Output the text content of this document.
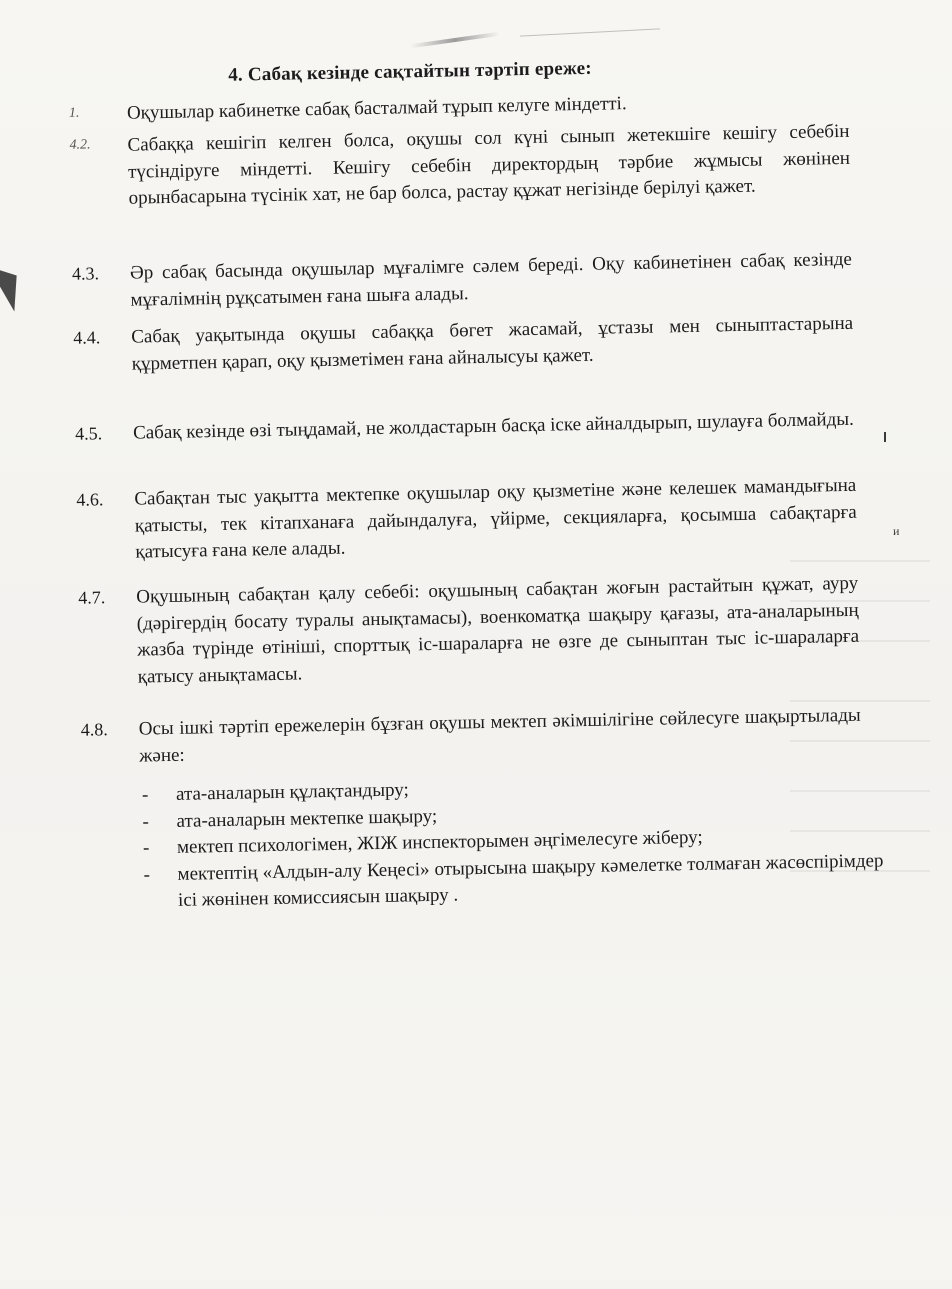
и
4. Сабақ кезінде сақтайтын тәртіп ереже:
1.	Оқушылар кабинетке сабақ басталмай тұрып келуге міндетті.
4.2.	Сабаққа кешігіп келген болса, оқушы сол күні сынып жетекшіге кешігу себебін түсіндіруге міндетті. Кешігу себебін директордың тәрбие жұмысы жөнінен орынбасарына түсінік хат, не бар болса, растау құжат негізінде берілуі қажет.
4.3.	Әр сабақ басында оқушылар мұғалімге сәлем береді. Оқу кабинетінен сабақ кезінде мұғалімнің рұқсатымен ғана шыға алады.
4.4.	Сабақ уақытында оқушы сабаққа бөгет жасамай, ұстазы мен сыныптастарына құрметпен қарап, оқу қызметімен ғана айналысуы қажет.
4.5.	Сабақ кезінде өзі тыңдамай, не жолдастарын басқа іске айналдырып, шулауға болмайды.
4.6.	Сабақтан тыс уақытта мектепке оқушылар оқу қызметіне және келешек мамандығына қатысты, тек кітапханаға дайындалуға, үйірме, секцияларға, қосымша сабақтарға қатысуға ғана келе алады.
4.7.	Оқушының сабақтан қалу себебі: оқушының сабақтан жоғын растайтын құжат, ауру (дәрігердің босату туралы анықтамасы), военкоматқа шақыру қағазы, ата-аналарының жазба түрінде өтініші, спорттық іс-шараларға не өзге де сыныптан тыс іс-шараларға қатысу анықтамасы.
4.8.	Осы ішкі тәртіп ережелерін бұзған оқушы мектеп әкімшілігіне сөйлесуге шақыртылады және:
-	ата-аналарын құлақтандыру;
-	ата-аналарын мектепке шақыру;
-	мектеп психологімен, ЖІЖ инспекторымен әңгімелесуге жіберу;
-	мектептің «Алдын-алу Кеңесі» отырысына шақыру кәмелетке толмаған жасөспірімдер ісі жөнінен комиссиясын шақыру .
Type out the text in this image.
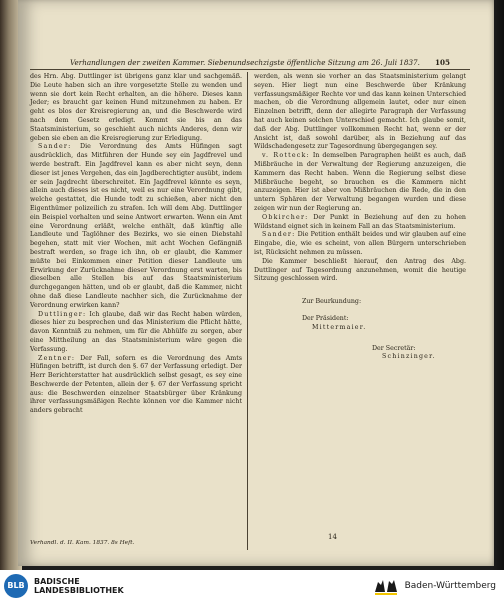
Verhandlungen der zweiten Kammer. Siebenundsechzigste öffentliche Sitzung am 26. Juli 1837. 105

des Hrn. Abg. Duttlinger ist übrigens ganz klar und sachgemäß. Die Leute haben sich an ihre vorgesetzte Stelle zu wenden und wenn sie dort kein Recht erhalten, an die höhere. Dieses kann Jeder; es braucht gar keinen Hund mitzunehmen zu haben. Er geht es blos der Kreisregierung an, und die Beschwerde wird nach dem Gesetz erledigt. Kommt sie bis an das Staatsministerium, so geschieht auch nichts Anderes, denn wir geben sie eben an die Kreisregierung zur Erledigung.

Sander: Die Verordnung des Amts Hüfingen sagt ausdrücklich, das Mitführen der Hunde sey ein Jagdfrevel und werde bestraft. Ein Jagdfrevel kann es aber nicht seyn, denn dieser ist jenes Vergehen, das ein Jagdberechtigter ausübt, indem er sein Jagdrecht überschreitet. Ein Jagdfrevel könnte es seyn, allein auch dieses ist es nicht, weil es nur eine Verordnung gibt, welche gestattet, die Hunde todt zu schießen, aber nicht den Eigenthümer polizeilich zu strafen. Ich will dem Abg. Duttlinger ein Beispiel vorhalten und seine Antwort erwarten. Wenn ein Amt eine Verordnung erläßt, welche enthält, daß künftig alle Landleute und Taglöhner des Bezirks, wo sie einen Diebstahl begehen, statt mit vier Wochen, mit acht Wochen Gefängniß bestraft werden, so frage ich ihn, ob er glaubt, die Kammer müßte bei Einkommen einer Petition dieser Landleute um Erwirkung der Zurücknahme dieser Verordnung erst warten, bis dieselben alle Stellen bis auf das Staatsministerium durchgegangen hätten, und ob er glaubt, daß die Kammer, nicht ohne daß diese Landleute nachher sich, die Zurücknahme der Verordnung erwirken kann?

Duttlinger: Ich glaube, daß wir das Recht haben würden, dieses hier zu besprechen und das Ministerium die Pflicht hätte, davon Kenntniß zu nehmen, um für die Abhülfe zu sorgen, aber eine Mittheilung an das Staatsministerium wäre gegen die Verfassung.

Zentner: Der Fall, sofern es die Verordnung des Amts Hüfingen betrifft, ist durch den §. 67 der Verfassung erledigt. Der Herr Berichterstatter hat ausdrücklich selbst gesagt, es sey eine Beschwerde der Petenten, allein der §. 67 der Verfassung spricht aus: die Beschwerden einzelner Staatsbürger über Kränkung ihrer verfassungsmäßigen Rechte können vor die Kammer nicht anders gebracht

werden, als wenn sie vorher an das Staatsministerium gelangt seyen. Hier liegt nun eine Beschwerde über Kränkung verfassungsmäßiger Rechte vor und das kann keinen Unterschied machen, ob die Verordnung allgemein lautet, oder nur einen Einzelnen betrifft, denn der allegirte Paragraph der Verfassung hat auch keinen solchen Unterschied gemacht. Ich glaube somit, daß der Abg. Duttlinger vollkommen Recht hat, wenn er der Ansicht ist, daß sowohl darüber, als in Beziehung auf das Wildschadengesetz zur Tagesordnung übergegangen sey.

v. Rotteck: In demselben Paragraphen heißt es auch, daß Mißbräuche in der Verwaltung der Regierung anzuzeigen, die Kammern das Recht haben. Wenn die Regierung selbst diese Mißbräuche begeht, so brauchen es die Kammern nicht anzuzeigen. Hier ist aber von Mißbräuchen die Rede, die in den untern Sphären der Verwaltung begangen wurden und diese zeigen wir nun der Regierung an.

Obkircher: Der Punkt in Beziehung auf den zu hohen Wildstand eignet sich in keinem Fall an das Staatsministerium.

Sander: Die Petition enthält beides und wir glauben auf eine Eingabe, die, wie es scheint, von allen Bürgern unterschrieben ist, Rücksicht nehmen zu müssen.

Die Kammer beschließt hierauf, den Antrag des Abg. Duttlinger auf Tagesordnung anzunehmen, womit die heutige Sitzung geschlossen wird.

Zur Beurkundung:

Der Präsident:

Mittermaier.

Der Secretär:

Schinzinger.

Verhandl. d. II. Kam. 1837. 8s Heft.
14
BLB	BADISCHE
LANDESBIBLIOTHEK	Baden-Württemberg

++++++++++++++++++++

→ **DO THIS**:
Repeat the data exactly, without the pictures.

→ **PROBLEM SOLUTION**:
Output the text content of this document.
и
4. Сабақ кезінде сақтайтын тәртіп ереже:
1.	Оқушылар кабинетке сабақ басталмай тұрып келуге міндетті.
4.2.	Сабаққа кешігіп келген болса, оқушы сол күні сынып жетекшіге кешігу себебін түсіндіруге міндетті. Кешігу себебін директордың тәрбие жұмысы жөнінен орынбасарына түсінік хат, не бар болса, растау құжат негізінде берілуі қажет.
4.3.	Әр сабақ басында оқушылар мұғалімге сәлем береді. Оқу кабинетінен сабақ кезінде мұғалімнің рұқсатымен ғана шыға алады.
4.4.	Сабақ уақытында оқушы сабаққа бөгет жасамай, ұстазы мен сыныптастарына құрметпен қарап, оқу қызметімен ғана айналысуы қажет.
4.5.	Сабақ кезінде өзі тыңдамай, не жолдастарын басқа іске айналдырып, шулауға болмайды.
4.6.	Сабақтан тыс уақытта мектепке оқушылар оқу қызметіне және келешек мамандығына қатысты, тек кітапханаға дайындалуға, үйірме, секцияларға, қосымша сабақтарға қатысуға ғана келе алады.
4.7.	Оқушының сабақтан қалу себебі: оқушының сабақтан жоғын растайтын құжат, ауру (дәрігердің босату туралы анықтамасы), военкоматқа шақыру қағазы, ата-аналарының жазба түрінде өтініші, спорттық іс-шараларға не өзге де сыныптан тыс іс-шараларға қатысу анықтамасы.
4.8.	Осы ішкі тәртіп ережелерін бұзған оқушы мектеп әкімшілігіне сөйлесуге шақыртылады және:
-	ата-аналарын құлақтандыру;
-	ата-аналарын мектепке шақыру;
-	мектеп психологімен, ЖІЖ инспекторымен әңгімелесуге жіберу;
-	мектептің «Алдын-алу Кеңесі» отырысына шақыру кәмелетке толмаған жасөспірімдер ісі жөнінен комиссиясын шақыру .
Type out the text in this image.
Verhandlungen der zweiten Kammer. Siebenundsechzigste öffentliche Sitzung am 26. Juli 1837. 105

des Hrn. Abg. Duttlinger ist übrigens ganz klar und sachgemäß. Die Leute haben sich an ihre vorgesetzte Stelle zu wenden und wenn sie dort kein Recht erhalten, an die höhere. Dieses kann Jeder; es braucht gar keinen Hund mitzunehmen zu haben. Er geht es blos der Kreisregierung an, und die Beschwerde wird nach dem Gesetz erledigt. Kommt sie bis an das Staatsministerium, so geschieht auch nichts Anderes, denn wir geben sie eben an die Kreisregierung zur Erledigung.

Sander: Die Verordnung des Amts Hüfingen sagt ausdrücklich, das Mitführen der Hunde sey ein Jagdfrevel und werde bestraft. Ein Jagdfrevel kann es aber nicht seyn, denn dieser ist jenes Vergehen, das ein Jagdberechtigter ausübt, indem er sein Jagdrecht überschreitet. Ein Jagdfrevel könnte es seyn, allein auch dieses ist es nicht, weil es nur eine Verordnung gibt, welche gestattet, die Hunde todt zu schießen, aber nicht den Eigenthümer polizeilich zu strafen. Ich will dem Abg. Duttlinger ein Beispiel vorhalten und seine Antwort erwarten. Wenn ein Amt eine Verordnung erläßt, welche enthält, daß künftig alle Landleute und Taglöhner des Bezirks, wo sie einen Diebstahl begehen, statt mit vier Wochen, mit acht Wochen Gefängniß bestraft werden, so frage ich ihn, ob er glaubt, die Kammer müßte bei Einkommen einer Petition dieser Landleute um Erwirkung der Zurücknahme dieser Verordnung erst warten, bis dieselben alle Stellen bis auf das Staatsministerium durchgegangen hätten, und ob er glaubt, daß die Kammer, nicht ohne daß diese Landleute nachher sich, die Zurücknahme der Verordnung erwirken kann?

Duttlinger: Ich glaube, daß wir das Recht haben würden, dieses hier zu besprechen und das Ministerium die Pflicht hätte, davon Kenntniß zu nehmen, um für die Abhülfe zu sorgen, aber eine Mittheilung an das Staatsministerium wäre gegen die Verfassung.

Zentner: Der Fall, sofern es die Verordnung des Amts Hüfingen betrifft, ist durch den §. 67 der Verfassung erledigt. Der Herr Berichterstatter hat ausdrücklich selbst gesagt, es sey eine Beschwerde der Petenten, allein der §. 67 der Verfassung spricht aus: die Beschwerden einzelner Staatsbürger über Kränkung ihrer verfassungsmäßigen Rechte können vor die Kammer nicht anders gebracht

werden, als wenn sie vorher an das Staatsministerium gelangt seyen. Hier liegt nun eine Beschwerde über Kränkung verfassungsmäßiger Rechte vor und das kann keinen Unterschied machen, ob die Verordnung allgemein lautet, oder nur einen Einzelnen betrifft, denn der allegirte Paragraph der Verfassung hat auch keinen solchen Unterschied gemacht. Ich glaube somit, daß der Abg. Duttlinger vollkommen Recht hat, wenn er der Ansicht ist, daß sowohl darüber, als in Beziehung auf das Wildschadengesetz zur Tagesordnung übergegangen sey.

v. Rotteck: In demselben Paragraphen heißt es auch, daß Mißbräuche in der Verwaltung der Regierung anzuzeigen, die Kammern das Recht haben. Wenn die Regierung selbst diese Mißbräuche begeht, so brauchen es die Kammern nicht anzuzeigen. Hier ist aber von Mißbräuchen die Rede, die in den untern Sphären der Verwaltung begangen wurden und diese zeigen wir nun der Regierung an.

Obkircher: Der Punkt in Beziehung auf den zu hohen Wildstand eignet sich in keinem Fall an das Staatsministerium.

Sander: Die Petition enthält beides und wir glauben auf eine Eingabe, die, wie es scheint, von allen Bürgern unterschrieben ist, Rücksicht nehmen zu müssen.

Die Kammer beschließt hierauf, den Antrag des Abg. Duttlinger auf Tagesordnung anzunehmen, womit die heutige Sitzung geschlossen wird.

Zur Beurkundung:

Der Präsident:

Mittermaier.

Der Secretär:

Schinzinger.

Verhandl. d. II. Kam. 1837. 8s Heft.
14
BLB	BADISCHE
LANDESBIBLIOTHEK	Baden-Württemberg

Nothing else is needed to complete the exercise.